◆ **Records**:
• • • • •
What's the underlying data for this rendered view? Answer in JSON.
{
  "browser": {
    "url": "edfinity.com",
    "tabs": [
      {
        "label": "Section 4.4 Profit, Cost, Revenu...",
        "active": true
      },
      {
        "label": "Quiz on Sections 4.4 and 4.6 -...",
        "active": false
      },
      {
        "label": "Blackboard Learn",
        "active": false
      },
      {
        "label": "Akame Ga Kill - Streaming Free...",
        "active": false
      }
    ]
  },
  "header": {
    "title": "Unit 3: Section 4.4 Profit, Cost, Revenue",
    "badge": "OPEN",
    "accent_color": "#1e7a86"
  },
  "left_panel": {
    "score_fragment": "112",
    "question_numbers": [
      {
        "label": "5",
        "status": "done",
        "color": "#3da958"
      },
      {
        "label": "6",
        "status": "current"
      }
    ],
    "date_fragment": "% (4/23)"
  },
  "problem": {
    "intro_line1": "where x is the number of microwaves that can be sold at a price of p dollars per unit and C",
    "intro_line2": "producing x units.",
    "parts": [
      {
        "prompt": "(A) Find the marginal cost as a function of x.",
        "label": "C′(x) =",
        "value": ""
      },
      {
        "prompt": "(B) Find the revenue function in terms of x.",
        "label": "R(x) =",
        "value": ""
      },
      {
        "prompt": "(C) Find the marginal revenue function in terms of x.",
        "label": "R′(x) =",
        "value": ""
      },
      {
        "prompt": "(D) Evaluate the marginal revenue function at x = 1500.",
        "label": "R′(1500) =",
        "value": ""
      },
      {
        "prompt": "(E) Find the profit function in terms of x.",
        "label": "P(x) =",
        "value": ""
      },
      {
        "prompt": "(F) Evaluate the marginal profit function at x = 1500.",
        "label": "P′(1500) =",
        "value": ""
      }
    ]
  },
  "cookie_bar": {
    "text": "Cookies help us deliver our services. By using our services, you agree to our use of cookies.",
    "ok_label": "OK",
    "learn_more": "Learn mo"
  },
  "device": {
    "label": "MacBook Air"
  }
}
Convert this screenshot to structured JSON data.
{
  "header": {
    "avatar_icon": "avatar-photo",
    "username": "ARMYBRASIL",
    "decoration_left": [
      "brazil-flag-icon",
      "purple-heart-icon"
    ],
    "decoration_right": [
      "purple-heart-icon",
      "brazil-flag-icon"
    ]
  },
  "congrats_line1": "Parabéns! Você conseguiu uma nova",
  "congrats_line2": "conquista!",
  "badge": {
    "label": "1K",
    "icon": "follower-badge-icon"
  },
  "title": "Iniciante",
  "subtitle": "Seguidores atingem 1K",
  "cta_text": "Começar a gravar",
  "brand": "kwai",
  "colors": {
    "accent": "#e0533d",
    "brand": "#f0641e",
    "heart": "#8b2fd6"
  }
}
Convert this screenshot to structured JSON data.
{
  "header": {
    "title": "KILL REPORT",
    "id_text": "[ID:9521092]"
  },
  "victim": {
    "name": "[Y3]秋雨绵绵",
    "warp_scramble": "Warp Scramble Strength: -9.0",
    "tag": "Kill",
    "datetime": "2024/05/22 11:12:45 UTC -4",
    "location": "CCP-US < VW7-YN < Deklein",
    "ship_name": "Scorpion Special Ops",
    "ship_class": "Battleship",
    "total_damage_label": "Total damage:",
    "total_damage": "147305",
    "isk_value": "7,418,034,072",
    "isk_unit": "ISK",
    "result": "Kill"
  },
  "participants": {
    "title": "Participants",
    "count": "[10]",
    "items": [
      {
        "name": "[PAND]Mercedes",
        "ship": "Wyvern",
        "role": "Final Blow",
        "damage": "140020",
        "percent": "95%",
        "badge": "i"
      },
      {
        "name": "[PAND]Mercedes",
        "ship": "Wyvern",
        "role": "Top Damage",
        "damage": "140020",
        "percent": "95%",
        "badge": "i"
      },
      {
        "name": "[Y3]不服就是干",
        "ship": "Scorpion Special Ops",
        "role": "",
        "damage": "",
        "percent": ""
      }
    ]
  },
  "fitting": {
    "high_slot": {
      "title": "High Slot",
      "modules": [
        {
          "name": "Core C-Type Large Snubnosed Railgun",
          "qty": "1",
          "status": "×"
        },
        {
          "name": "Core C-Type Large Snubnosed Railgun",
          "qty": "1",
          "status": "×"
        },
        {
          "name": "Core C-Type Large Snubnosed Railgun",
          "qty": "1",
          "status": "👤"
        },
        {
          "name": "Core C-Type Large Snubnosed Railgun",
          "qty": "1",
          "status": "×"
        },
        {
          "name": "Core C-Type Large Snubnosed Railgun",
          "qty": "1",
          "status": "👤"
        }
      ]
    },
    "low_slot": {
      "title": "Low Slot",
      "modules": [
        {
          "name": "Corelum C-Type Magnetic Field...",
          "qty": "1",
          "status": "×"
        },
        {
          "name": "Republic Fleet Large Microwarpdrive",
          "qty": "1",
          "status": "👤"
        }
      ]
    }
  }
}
• • • • •
Reproduce each line of the material containing the word "function".

◆ **ANSWER**:
        "prompt": "(A) Find the marginal cost as a function of x.",
        "prompt": "(B) Find the revenue function in terms of x.",
        "prompt": "(C) Find the marginal revenue function in terms of x.",
        "prompt": "(D) Evaluate the marginal revenue function at x = 1500.",
        "prompt": "(E) Find the profit function in terms of x.",
        "prompt": "(F) Evaluate the marginal profit function at x = 1500.",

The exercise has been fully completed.